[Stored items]

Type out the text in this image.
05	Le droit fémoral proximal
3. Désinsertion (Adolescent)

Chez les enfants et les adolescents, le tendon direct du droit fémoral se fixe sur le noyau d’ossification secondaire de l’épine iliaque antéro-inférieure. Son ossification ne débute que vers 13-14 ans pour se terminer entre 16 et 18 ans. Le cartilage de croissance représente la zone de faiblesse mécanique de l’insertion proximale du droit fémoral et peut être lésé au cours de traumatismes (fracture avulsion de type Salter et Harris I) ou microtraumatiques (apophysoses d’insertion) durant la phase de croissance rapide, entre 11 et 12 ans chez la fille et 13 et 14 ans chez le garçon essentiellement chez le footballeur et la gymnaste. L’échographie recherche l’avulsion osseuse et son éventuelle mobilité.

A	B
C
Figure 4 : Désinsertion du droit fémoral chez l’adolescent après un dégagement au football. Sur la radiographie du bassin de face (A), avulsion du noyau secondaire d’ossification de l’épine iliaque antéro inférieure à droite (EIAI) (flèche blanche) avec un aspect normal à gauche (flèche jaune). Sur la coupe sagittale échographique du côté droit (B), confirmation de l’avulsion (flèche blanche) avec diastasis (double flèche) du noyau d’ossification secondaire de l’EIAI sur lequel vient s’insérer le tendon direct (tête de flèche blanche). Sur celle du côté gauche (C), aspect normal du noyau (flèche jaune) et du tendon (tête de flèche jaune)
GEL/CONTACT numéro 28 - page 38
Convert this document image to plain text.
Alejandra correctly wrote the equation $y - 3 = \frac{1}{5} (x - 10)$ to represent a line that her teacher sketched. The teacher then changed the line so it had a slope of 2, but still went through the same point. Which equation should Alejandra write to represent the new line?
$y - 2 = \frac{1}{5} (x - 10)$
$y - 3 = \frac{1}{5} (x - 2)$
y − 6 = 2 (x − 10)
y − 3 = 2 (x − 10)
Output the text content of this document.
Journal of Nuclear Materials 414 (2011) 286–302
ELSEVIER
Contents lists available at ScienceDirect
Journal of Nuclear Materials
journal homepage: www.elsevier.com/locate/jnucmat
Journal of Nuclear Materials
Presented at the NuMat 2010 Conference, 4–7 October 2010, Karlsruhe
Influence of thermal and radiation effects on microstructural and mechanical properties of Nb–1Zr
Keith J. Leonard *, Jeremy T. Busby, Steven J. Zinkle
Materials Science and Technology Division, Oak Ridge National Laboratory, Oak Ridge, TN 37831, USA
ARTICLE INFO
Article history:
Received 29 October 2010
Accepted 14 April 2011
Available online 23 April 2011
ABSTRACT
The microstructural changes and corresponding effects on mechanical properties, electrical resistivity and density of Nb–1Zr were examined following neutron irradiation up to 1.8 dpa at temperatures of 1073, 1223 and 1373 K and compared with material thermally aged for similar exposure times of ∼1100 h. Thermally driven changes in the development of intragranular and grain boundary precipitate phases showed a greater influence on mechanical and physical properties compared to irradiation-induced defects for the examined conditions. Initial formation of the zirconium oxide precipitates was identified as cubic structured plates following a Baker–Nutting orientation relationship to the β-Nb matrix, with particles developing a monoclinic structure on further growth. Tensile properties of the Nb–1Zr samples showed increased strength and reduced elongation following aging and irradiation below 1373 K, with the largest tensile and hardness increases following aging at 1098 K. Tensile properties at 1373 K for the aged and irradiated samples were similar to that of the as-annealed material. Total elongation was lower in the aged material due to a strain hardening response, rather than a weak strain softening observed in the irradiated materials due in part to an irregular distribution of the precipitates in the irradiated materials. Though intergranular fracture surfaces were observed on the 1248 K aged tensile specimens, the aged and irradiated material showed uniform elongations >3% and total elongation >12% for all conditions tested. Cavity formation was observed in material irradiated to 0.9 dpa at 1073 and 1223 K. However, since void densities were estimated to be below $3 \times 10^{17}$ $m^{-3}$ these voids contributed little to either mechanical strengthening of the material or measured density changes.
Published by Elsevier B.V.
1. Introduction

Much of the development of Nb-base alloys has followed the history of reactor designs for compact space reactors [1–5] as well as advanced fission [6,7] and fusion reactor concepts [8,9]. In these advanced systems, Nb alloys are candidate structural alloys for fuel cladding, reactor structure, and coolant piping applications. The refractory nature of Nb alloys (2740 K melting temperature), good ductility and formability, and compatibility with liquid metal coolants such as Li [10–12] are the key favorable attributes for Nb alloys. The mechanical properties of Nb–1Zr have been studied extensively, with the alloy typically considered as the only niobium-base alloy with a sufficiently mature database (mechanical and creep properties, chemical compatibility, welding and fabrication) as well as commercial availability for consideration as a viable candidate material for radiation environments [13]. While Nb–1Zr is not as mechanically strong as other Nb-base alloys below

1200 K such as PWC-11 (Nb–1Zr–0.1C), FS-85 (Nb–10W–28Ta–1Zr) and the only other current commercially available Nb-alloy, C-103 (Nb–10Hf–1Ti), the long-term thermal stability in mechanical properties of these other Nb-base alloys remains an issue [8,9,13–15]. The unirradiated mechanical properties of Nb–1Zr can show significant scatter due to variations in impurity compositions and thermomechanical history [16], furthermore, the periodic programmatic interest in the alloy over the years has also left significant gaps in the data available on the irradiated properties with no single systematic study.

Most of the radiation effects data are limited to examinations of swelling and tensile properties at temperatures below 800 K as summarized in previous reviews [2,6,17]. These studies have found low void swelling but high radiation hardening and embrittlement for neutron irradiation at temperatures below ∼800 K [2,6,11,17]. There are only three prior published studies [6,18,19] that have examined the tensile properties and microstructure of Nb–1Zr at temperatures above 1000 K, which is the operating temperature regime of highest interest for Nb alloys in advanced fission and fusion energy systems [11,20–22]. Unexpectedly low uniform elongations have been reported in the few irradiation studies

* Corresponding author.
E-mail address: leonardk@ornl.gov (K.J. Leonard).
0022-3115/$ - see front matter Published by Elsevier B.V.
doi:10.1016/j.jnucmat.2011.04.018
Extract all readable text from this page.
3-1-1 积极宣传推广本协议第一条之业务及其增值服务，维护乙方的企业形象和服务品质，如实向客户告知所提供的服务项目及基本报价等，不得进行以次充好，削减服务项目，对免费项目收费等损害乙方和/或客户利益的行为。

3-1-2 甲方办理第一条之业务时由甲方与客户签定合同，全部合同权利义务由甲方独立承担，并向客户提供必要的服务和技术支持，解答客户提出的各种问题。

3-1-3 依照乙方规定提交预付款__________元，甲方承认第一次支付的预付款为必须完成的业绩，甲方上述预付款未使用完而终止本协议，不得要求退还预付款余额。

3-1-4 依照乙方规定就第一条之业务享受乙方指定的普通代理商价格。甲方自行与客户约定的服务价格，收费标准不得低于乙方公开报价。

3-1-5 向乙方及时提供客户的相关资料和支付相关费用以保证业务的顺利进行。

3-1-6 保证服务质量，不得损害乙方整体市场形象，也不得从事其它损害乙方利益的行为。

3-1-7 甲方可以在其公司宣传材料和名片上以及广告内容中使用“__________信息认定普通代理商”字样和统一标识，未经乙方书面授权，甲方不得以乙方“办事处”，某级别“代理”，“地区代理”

EXERCISE
Every line above should be written out again exactly as it stands.

RESPONSE
Type out the text in this image.
05	Le droit fémoral proximal
3. Désinsertion (Adolescent)

Chez les enfants et les adolescents, le tendon direct du droit fémoral se fixe sur le noyau d’ossification secondaire de l’épine iliaque antéro-inférieure. Son ossification ne débute que vers 13-14 ans pour se terminer entre 16 et 18 ans. Le cartilage de croissance représente la zone de faiblesse mécanique de l’insertion proximale du droit fémoral et peut être lésé au cours de traumatismes (fracture avulsion de type Salter et Harris I) ou microtraumatiques (apophysoses d’insertion) durant la phase de croissance rapide, entre 11 et 12 ans chez la fille et 13 et 14 ans chez le garçon essentiellement chez le footballeur et la gymnaste. L’échographie recherche l’avulsion osseuse et son éventuelle mobilité.

A	B
C
Figure 4 : Désinsertion du droit fémoral chez l’adolescent après un dégagement au football. Sur la radiographie du bassin de face (A), avulsion du noyau secondaire d’ossification de l’épine iliaque antéro inférieure à droite (EIAI) (flèche blanche) avec un aspect normal à gauche (flèche jaune). Sur la coupe sagittale échographique du côté droit (B), confirmation de l’avulsion (flèche blanche) avec diastasis (double flèche) du noyau d’ossification secondaire de l’EIAI sur lequel vient s’insérer le tendon direct (tête de flèche blanche). Sur celle du côté gauche (C), aspect normal du noyau (flèche jaune) et du tendon (tête de flèche jaune)
GEL/CONTACT numéro 28 - page 38
Convert this document image to plain text.
Alejandra correctly wrote the equation $y - 3 = \frac{1}{5} (x - 10)$ to represent a line that her teacher sketched. The teacher then changed the line so it had a slope of 2, but still went through the same point. Which equation should Alejandra write to represent the new line?
$y - 2 = \frac{1}{5} (x - 10)$
$y - 3 = \frac{1}{5} (x - 2)$
y − 6 = 2 (x − 10)
y − 3 = 2 (x − 10)
Output the text content of this document.
Journal of Nuclear Materials 414 (2011) 286–302
ELSEVIER
Contents lists available at ScienceDirect
Journal of Nuclear Materials
journal homepage: www.elsevier.com/locate/jnucmat
Journal of Nuclear Materials
Presented at the NuMat 2010 Conference, 4–7 October 2010, Karlsruhe
Influence of thermal and radiation effects on microstructural and mechanical properties of Nb–1Zr
Keith J. Leonard *, Jeremy T. Busby, Steven J. Zinkle
Materials Science and Technology Division, Oak Ridge National Laboratory, Oak Ridge, TN 37831, USA
ARTICLE INFO
Article history:
Received 29 October 2010
Accepted 14 April 2011
Available online 23 April 2011
ABSTRACT
The microstructural changes and corresponding effects on mechanical properties, electrical resistivity and density of Nb–1Zr were examined following neutron irradiation up to 1.8 dpa at temperatures of 1073, 1223 and 1373 K and compared with material thermally aged for similar exposure times of ∼1100 h. Thermally driven changes in the development of intragranular and grain boundary precipitate phases showed a greater influence on mechanical and physical properties compared to irradiation-induced defects for the examined conditions. Initial formation of the zirconium oxide precipitates was identified as cubic structured plates following a Baker–Nutting orientation relationship to the β-Nb matrix, with particles developing a monoclinic structure on further growth. Tensile properties of the Nb–1Zr samples showed increased strength and reduced elongation following aging and irradiation below 1373 K, with the largest tensile and hardness increases following aging at 1098 K. Tensile properties at 1373 K for the aged and irradiated samples were similar to that of the as-annealed material. Total elongation was lower in the aged material due to a strain hardening response, rather than a weak strain softening observed in the irradiated materials due in part to an irregular distribution of the precipitates in the irradiated materials. Though intergranular fracture surfaces were observed on the 1248 K aged tensile specimens, the aged and irradiated material showed uniform elongations >3% and total elongation >12% for all conditions tested. Cavity formation was observed in material irradiated to 0.9 dpa at 1073 and 1223 K. However, since void densities were estimated to be below $3 \times 10^{17}$ $m^{-3}$ these voids contributed little to either mechanical strengthening of the material or measured density changes.
Published by Elsevier B.V.
1. Introduction

Much of the development of Nb-base alloys has followed the history of reactor designs for compact space reactors [1–5] as well as advanced fission [6,7] and fusion reactor concepts [8,9]. In these advanced systems, Nb alloys are candidate structural alloys for fuel cladding, reactor structure, and coolant piping applications. The refractory nature of Nb alloys (2740 K melting temperature), good ductility and formability, and compatibility with liquid metal coolants such as Li [10–12] are the key favorable attributes for Nb alloys. The mechanical properties of Nb–1Zr have been studied extensively, with the alloy typically considered as the only niobium-base alloy with a sufficiently mature database (mechanical and creep properties, chemical compatibility, welding and fabrication) as well as commercial availability for consideration as a viable candidate material for radiation environments [13]. While Nb–1Zr is not as mechanically strong as other Nb-base alloys below

1200 K such as PWC-11 (Nb–1Zr–0.1C), FS-85 (Nb–10W–28Ta–1Zr) and the only other current commercially available Nb-alloy, C-103 (Nb–10Hf–1Ti), the long-term thermal stability in mechanical properties of these other Nb-base alloys remains an issue [8,9,13–15]. The unirradiated mechanical properties of Nb–1Zr can show significant scatter due to variations in impurity compositions and thermomechanical history [16], furthermore, the periodic programmatic interest in the alloy over the years has also left significant gaps in the data available on the irradiated properties with no single systematic study.

Most of the radiation effects data are limited to examinations of swelling and tensile properties at temperatures below 800 K as summarized in previous reviews [2,6,17]. These studies have found low void swelling but high radiation hardening and embrittlement for neutron irradiation at temperatures below ∼800 K [2,6,11,17]. There are only three prior published studies [6,18,19] that have examined the tensile properties and microstructure of Nb–1Zr at temperatures above 1000 K, which is the operating temperature regime of highest interest for Nb alloys in advanced fission and fusion energy systems [11,20–22]. Unexpectedly low uniform elongations have been reported in the few irradiation studies

* Corresponding author.
E-mail address: leonardk@ornl.gov (K.J. Leonard).
0022-3115/$ - see front matter Published by Elsevier B.V.
doi:10.1016/j.jnucmat.2011.04.018
Extract all readable text from this page.
3-1-1 积极宣传推广本协议第一条之业务及其增值服务，维护乙方的企业形象和服务品质，如实向客户告知所提供的服务项目及基本报价等，不得进行以次充好，削减服务项目，对免费项目收费等损害乙方和/或客户利益的行为。

3-1-2 甲方办理第一条之业务时由甲方与客户签定合同，全部合同权利义务由甲方独立承担，并向客户提供必要的服务和技术支持，解答客户提出的各种问题。

3-1-3 依照乙方规定提交预付款__________元，甲方承认第一次支付的预付款为必须完成的业绩，甲方上述预付款未使用完而终止本协议，不得要求退还预付款余额。

3-1-4 依照乙方规定就第一条之业务享受乙方指定的普通代理商价格。甲方自行与客户约定的服务价格，收费标准不得低于乙方公开报价。

3-1-5 向乙方及时提供客户的相关资料和支付相关费用以保证业务的顺利进行。

3-1-6 保证服务质量，不得损害乙方整体市场形象，也不得从事其它损害乙方利益的行为。

3-1-7 甲方可以在其公司宣传材料和名片上以及广告内容中使用“__________信息认定普通代理商”字样和统一标识，未经乙方书面授权，甲方不得以乙方“办事处”，某级别“代理”，“地区代理”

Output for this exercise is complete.